* **ЗАДАНИЕ 1**: Перечислите все газеты, которые упоминаются в отрывке о репрессиях против русинов.

* **ФРАГМЕНТ ДОКУМЕНТА**:

● ● ● ● ● ● ●

Стоит еще раз подчеркнуть, что в развязывании кампании террора против русинов неблаговидную роль сыграли деятели украинского движения. В происходящем они усмотрели возможность руками австрийских властей расправиться с русофилами, своими давними успешными политическими конкурентами. «Москофилов ловили среди ночи и в белый день по доносам мазепинцев и даже по указанию городской черни, – писала российская газета «Новое время», корреспонденцию которой перепечатала впоследствии газета «Діло». – Их отвозили в тюрьму посреди издевательств толпы, которая пела «ZeszezePolskaniezginela» и «Ще не вмерла Україна»[69]. Отметим, что газета «Діло» – ведущее украинское периодическое издание Галиции в 1880–1939 годах, бывшее даже официальным органом основанной Франко, Грушевским, Охримовичем, Левицким и другими иконами современных националистов Украинской национально-демократической партии, употребляет термин «мазепинцы» в жестко негативном смысле, как синоним термина «предатели». Сегодняшние продолжатели дела Грушевского за такую позицию официального партийного издания окрестили бы предателем и москальким прихвостнем его самого.
«Среди тех бесчисленных зверств, которые совершаются австрийцами в Карпатской Руси в течение войны, мазепинцы в целом ряде случаев играют самую позорную, самую гнусную роль – роль шпионов и доносщиков, роль Каина, погубившего своего брата», – констатировал тогдашний русский исследователь[70]. И хотя сами же украинские деятели называли Талергоф «самым поганым пятном на фоне военного безначалия», говорили, что несправедливость его чувствовалась сильнее, чем «ужасы войны на галицком просторе»[71], пятно это в значительной мере ложится на них самих.
Иногда, впрочем, как уже говорилось, случайно под каток репрессий попадали и симпатики украинофильства. Осип Марков сообщает об «одном священнике-украинце, которого австрийцы убили из-за того, что он признался, что читает газету «Руслан»[72]. Между тем названная газета придерживалась украинофильской ориентации. Однако такие случаи еще раз указывают на ничтожность поводов, по каким предавали смерти русинов, а также на тот факт, что их судьба и жизнь находилась в руках совершенно безграмотных, случайных людей, инонациональных солдат, не утруждавших себя минимальной проверкой своих подозрений в ходе правильного расследования (не говоря уже о регулярном судебном процессе), ведших себя в Галиции как в завоеванной провинции и не соблюдавших ни собственно австрийских законов, ни международных конвенций, регулировавших правила ведения боевых действий и отношение к нонкомбатантам. Разумеется, австрийская власть не может не нести ответственность за свою армию. Политическое руководство страны всегда отвечает за действия военных.

● ● ● ● ● ● ●

* **ИЗВЛЕЧЁННЫЕ ДАННЫЕ**:
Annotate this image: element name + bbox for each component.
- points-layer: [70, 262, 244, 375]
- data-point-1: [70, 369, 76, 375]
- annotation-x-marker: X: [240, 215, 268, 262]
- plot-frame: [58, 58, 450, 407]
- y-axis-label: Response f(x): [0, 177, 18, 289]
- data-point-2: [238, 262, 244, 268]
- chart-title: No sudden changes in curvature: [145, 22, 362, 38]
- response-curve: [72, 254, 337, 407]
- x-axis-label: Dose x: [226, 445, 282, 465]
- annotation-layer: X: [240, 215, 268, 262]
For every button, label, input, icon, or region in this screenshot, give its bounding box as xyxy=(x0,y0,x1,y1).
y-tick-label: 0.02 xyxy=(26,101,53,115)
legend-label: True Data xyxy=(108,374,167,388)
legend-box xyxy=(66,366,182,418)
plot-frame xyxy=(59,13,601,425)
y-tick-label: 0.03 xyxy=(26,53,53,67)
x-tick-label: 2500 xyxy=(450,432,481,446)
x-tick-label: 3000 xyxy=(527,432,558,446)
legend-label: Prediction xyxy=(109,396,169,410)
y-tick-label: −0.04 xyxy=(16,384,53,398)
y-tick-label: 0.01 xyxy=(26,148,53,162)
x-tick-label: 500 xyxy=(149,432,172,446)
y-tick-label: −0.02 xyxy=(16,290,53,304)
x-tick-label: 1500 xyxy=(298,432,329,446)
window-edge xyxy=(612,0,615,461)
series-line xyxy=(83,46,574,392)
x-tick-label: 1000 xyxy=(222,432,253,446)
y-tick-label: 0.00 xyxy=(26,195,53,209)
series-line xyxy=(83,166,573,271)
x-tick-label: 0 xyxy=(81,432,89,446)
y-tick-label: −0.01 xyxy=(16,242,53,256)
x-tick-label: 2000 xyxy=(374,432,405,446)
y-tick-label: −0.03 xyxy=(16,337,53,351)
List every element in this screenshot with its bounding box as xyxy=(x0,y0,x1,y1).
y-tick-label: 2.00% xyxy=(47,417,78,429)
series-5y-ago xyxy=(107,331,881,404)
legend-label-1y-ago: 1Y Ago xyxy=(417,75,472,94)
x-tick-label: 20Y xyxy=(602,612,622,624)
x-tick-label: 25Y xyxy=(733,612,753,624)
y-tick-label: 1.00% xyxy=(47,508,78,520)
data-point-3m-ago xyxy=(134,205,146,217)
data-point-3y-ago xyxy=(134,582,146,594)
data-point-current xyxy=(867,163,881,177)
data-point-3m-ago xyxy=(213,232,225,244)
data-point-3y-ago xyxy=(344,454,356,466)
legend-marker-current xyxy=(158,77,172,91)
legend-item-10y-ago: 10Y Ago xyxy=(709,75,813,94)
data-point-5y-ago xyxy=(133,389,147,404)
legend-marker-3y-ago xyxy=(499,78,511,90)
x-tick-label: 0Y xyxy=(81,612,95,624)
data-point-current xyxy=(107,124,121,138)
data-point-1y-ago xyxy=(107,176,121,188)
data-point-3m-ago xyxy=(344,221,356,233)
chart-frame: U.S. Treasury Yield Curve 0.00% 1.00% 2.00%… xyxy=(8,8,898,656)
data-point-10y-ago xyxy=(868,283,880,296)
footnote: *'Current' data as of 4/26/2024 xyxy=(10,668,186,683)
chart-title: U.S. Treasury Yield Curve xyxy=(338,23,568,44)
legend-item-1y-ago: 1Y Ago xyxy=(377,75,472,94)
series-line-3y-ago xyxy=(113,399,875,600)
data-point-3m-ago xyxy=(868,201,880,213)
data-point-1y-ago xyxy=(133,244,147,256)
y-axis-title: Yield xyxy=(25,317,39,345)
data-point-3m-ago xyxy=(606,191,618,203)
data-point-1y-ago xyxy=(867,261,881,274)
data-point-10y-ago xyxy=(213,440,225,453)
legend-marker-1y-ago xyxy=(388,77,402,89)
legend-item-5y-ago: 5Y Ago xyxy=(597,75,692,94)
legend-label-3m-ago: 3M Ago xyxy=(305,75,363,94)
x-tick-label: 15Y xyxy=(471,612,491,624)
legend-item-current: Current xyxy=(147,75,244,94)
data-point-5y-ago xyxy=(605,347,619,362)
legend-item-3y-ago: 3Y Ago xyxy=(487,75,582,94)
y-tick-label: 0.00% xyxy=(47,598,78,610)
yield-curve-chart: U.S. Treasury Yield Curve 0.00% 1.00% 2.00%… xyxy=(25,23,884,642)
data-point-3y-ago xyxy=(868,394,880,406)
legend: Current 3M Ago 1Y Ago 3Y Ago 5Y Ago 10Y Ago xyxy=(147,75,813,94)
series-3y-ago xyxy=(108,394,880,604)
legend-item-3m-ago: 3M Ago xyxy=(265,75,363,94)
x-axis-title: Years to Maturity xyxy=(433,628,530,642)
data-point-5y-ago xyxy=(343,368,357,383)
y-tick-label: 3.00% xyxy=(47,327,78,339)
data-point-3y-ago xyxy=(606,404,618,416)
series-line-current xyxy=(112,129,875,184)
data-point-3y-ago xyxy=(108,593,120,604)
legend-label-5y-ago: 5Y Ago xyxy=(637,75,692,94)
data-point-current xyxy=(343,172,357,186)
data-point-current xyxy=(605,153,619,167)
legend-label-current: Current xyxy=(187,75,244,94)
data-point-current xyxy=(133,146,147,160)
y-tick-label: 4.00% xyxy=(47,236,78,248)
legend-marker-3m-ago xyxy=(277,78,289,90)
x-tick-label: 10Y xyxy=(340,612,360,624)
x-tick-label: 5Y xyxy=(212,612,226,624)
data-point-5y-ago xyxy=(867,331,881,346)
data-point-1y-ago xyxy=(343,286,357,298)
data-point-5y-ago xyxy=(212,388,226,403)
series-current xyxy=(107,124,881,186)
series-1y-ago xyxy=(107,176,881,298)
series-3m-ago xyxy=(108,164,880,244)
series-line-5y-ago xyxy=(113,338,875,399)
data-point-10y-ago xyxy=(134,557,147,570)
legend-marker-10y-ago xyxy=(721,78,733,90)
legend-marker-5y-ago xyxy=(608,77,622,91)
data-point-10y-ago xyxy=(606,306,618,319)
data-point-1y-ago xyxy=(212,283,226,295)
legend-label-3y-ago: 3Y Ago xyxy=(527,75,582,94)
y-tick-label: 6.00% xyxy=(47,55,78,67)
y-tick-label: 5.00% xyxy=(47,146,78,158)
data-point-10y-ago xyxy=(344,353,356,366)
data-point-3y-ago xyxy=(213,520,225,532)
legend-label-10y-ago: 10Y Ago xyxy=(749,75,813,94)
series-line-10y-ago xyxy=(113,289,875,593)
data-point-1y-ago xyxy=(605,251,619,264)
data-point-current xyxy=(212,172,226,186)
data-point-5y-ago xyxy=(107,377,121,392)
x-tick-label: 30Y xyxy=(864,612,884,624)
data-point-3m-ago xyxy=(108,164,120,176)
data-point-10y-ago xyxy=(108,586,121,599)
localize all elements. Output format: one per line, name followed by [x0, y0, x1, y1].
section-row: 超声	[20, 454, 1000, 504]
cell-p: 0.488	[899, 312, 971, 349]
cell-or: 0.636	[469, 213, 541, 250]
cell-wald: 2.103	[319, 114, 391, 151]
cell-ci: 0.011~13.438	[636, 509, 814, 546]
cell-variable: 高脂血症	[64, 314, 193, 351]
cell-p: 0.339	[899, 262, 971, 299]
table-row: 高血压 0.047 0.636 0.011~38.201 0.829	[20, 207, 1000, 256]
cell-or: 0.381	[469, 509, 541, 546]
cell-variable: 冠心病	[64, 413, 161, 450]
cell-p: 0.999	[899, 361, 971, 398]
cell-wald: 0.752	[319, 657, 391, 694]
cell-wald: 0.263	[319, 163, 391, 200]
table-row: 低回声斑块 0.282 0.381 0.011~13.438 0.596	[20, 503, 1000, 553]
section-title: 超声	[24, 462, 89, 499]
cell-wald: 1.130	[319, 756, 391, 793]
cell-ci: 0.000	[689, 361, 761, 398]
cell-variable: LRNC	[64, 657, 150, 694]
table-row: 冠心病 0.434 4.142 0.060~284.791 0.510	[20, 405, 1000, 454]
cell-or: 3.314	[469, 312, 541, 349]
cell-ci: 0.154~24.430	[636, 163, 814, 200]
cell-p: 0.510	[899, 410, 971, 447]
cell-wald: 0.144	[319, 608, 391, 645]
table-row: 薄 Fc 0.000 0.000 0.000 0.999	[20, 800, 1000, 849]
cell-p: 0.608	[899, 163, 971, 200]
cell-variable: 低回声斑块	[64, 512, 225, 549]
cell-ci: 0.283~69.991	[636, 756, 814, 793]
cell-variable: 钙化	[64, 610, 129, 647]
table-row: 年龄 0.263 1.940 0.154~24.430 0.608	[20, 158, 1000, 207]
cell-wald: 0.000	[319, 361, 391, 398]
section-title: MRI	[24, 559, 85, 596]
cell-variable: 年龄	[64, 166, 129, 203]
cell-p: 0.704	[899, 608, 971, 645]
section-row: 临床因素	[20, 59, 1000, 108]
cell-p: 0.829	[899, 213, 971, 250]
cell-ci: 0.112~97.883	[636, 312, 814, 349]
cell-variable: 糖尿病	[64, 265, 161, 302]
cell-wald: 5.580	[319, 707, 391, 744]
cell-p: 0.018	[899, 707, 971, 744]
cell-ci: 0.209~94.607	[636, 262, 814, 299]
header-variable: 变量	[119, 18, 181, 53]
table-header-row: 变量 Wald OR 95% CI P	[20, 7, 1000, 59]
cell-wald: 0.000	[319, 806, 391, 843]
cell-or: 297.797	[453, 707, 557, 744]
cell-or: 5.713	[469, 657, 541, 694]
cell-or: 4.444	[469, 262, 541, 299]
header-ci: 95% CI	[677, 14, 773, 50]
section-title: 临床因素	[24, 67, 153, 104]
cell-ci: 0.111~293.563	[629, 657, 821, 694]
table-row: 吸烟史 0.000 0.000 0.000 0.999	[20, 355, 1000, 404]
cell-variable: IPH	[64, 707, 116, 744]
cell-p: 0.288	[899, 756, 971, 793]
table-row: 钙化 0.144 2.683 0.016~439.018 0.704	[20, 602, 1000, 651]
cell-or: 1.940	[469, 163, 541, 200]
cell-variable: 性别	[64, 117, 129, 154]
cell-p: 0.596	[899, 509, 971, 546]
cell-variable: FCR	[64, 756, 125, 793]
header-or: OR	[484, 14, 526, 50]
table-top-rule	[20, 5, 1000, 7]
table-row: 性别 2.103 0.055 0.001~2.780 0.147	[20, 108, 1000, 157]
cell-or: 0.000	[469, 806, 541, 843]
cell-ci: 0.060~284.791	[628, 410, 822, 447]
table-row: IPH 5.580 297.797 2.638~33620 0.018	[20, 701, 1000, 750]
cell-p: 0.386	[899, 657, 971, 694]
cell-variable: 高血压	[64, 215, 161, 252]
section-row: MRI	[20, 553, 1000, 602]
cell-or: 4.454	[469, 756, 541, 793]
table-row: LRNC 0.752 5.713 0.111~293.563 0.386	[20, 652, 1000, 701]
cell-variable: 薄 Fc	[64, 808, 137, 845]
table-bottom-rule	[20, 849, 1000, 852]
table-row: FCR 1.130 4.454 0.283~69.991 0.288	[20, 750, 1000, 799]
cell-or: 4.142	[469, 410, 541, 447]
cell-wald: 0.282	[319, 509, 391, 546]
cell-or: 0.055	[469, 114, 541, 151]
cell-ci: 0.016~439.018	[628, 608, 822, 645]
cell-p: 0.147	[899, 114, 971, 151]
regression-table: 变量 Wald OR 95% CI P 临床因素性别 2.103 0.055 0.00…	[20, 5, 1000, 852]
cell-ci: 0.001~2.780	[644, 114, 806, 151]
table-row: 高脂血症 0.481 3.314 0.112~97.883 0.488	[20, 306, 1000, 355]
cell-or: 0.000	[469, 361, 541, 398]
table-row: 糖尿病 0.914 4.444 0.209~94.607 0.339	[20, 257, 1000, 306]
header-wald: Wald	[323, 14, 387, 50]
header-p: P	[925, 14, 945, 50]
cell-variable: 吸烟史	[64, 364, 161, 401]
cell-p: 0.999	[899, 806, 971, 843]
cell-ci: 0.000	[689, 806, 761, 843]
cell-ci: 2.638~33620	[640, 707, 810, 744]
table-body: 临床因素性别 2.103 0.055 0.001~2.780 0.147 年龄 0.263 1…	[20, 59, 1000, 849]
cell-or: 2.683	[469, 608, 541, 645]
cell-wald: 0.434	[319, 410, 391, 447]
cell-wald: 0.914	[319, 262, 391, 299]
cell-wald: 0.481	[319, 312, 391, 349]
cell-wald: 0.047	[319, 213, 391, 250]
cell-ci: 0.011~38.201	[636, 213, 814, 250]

● ● ● ● ● ● ●

* **ЗАДАНИЕ 2**: Перепишите записи с самого начала по строку с «- data-point-2: [238, 262, 244, 268]» включительно, заменив «plot-frame» на «chart-area» и больше ничего не меняя. Остальные записи не приводите.

* **ОТВЕТ 1**: «Новое время», «Діло», «Руслан».

* **ОТВЕТ 2**:
Annotate this image: element name + bbox for each component.
- points-layer: [70, 262, 244, 375]
- data-point-1: [70, 369, 76, 375]
- annotation-x-marker: X: [240, 215, 268, 262]
- chart-area: [58, 58, 450, 407]
- y-axis-label: Response f(x): [0, 177, 18, 289]
- data-point-2: [238, 262, 244, 268]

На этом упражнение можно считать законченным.